**Task description**:
What follows is a listing to be transcribed exactly.

Collected data
****
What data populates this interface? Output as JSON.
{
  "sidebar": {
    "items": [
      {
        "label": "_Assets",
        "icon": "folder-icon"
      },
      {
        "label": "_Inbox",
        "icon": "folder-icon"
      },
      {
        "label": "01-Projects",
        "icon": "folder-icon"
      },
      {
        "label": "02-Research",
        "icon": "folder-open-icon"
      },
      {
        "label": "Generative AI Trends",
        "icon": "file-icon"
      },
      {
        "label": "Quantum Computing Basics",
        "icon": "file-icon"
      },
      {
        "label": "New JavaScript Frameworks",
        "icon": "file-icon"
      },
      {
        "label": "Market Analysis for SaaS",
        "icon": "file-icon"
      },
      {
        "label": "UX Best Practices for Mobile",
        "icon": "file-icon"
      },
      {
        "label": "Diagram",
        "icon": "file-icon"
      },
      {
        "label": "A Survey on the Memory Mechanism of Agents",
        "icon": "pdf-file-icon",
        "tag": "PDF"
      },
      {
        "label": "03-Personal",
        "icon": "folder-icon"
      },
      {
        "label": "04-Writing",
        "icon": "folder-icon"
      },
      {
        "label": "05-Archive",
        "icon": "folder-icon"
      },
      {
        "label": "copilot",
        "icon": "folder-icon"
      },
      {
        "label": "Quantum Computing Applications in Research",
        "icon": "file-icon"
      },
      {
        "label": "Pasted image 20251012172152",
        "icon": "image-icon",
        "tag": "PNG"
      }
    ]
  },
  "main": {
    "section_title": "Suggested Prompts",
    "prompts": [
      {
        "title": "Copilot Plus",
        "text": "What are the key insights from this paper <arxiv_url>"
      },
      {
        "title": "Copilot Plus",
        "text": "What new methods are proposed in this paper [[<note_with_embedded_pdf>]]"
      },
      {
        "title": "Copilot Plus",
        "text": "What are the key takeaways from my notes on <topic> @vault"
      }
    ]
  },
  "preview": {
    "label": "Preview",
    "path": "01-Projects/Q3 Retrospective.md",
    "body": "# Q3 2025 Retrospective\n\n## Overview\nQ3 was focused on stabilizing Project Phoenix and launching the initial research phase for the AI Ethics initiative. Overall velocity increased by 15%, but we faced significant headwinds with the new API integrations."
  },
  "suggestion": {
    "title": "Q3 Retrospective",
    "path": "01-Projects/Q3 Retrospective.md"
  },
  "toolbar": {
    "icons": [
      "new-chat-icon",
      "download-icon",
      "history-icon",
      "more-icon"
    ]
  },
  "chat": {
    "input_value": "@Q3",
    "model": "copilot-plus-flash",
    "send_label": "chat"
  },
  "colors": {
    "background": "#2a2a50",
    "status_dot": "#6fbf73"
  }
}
****
**Solution**:
What data populates this interface? Output as JSON.
{
  "sidebar": {
    "items": [
      {
        "label": "_Assets",
        "icon": "folder-icon"
      },
      {
        "label": "_Inbox",
        "icon": "folder-icon"
      },
      {
        "label": "01-Projects",
        "icon": "folder-icon"
      },
      {
        "label": "02-Research",
        "icon": "folder-open-icon"
      },
      {
        "label": "Generative AI Trends",
        "icon": "file-icon"
      },
      {
        "label": "Quantum Computing Basics",
        "icon": "file-icon"
      },
      {
        "label": "New JavaScript Frameworks",
        "icon": "file-icon"
      },
      {
        "label": "Market Analysis for SaaS",
        "icon": "file-icon"
      },
      {
        "label": "UX Best Practices for Mobile",
        "icon": "file-icon"
      },
      {
        "label": "Diagram",
        "icon": "file-icon"
      },
      {
        "label": "A Survey on the Memory Mechanism of Agents",
        "icon": "pdf-file-icon",
        "tag": "PDF"
      },
      {
        "label": "03-Personal",
        "icon": "folder-icon"
      },
      {
        "label": "04-Writing",
        "icon": "folder-icon"
      },
      {
        "label": "05-Archive",
        "icon": "folder-icon"
      },
      {
        "label": "copilot",
        "icon": "folder-icon"
      },
      {
        "label": "Quantum Computing Applications in Research",
        "icon": "file-icon"
      },
      {
        "label": "Pasted image 20251012172152",
        "icon": "image-icon",
        "tag": "PNG"
      }
    ]
  },
  "main": {
    "section_title": "Suggested Prompts",
    "prompts": [
      {
        "title": "Copilot Plus",
        "text": "What are the key insights from this paper <arxiv_url>"
      },
      {
        "title": "Copilot Plus",
        "text": "What new methods are proposed in this paper [[<note_with_embedded_pdf>]]"
      },
      {
        "title": "Copilot Plus",
        "text": "What are the key takeaways from my notes on <topic> @vault"
      }
    ]
  },
  "preview": {
    "label": "Preview",
    "path": "01-Projects/Q3 Retrospective.md",
    "body": "# Q3 2025 Retrospective\n\n## Overview\nQ3 was focused on stabilizing Project Phoenix and launching the initial research phase for the AI Ethics initiative. Overall velocity increased by 15%, but we faced significant headwinds with the new API integrations."
  },
  "suggestion": {
    "title": "Q3 Retrospective",
    "path": "01-Projects/Q3 Retrospective.md"
  },
  "toolbar": {
    "icons": [
      "new-chat-icon",
      "download-icon",
      "history-icon",
      "more-icon"
    ]
  },
  "chat": {
    "input_value": "@Q3",
    "model": "copilot-plus-flash",
    "send_label": "chat"
  },
  "colors": {
    "background": "#2a2a50",
    "status_dot": "#6fbf73"
  }
}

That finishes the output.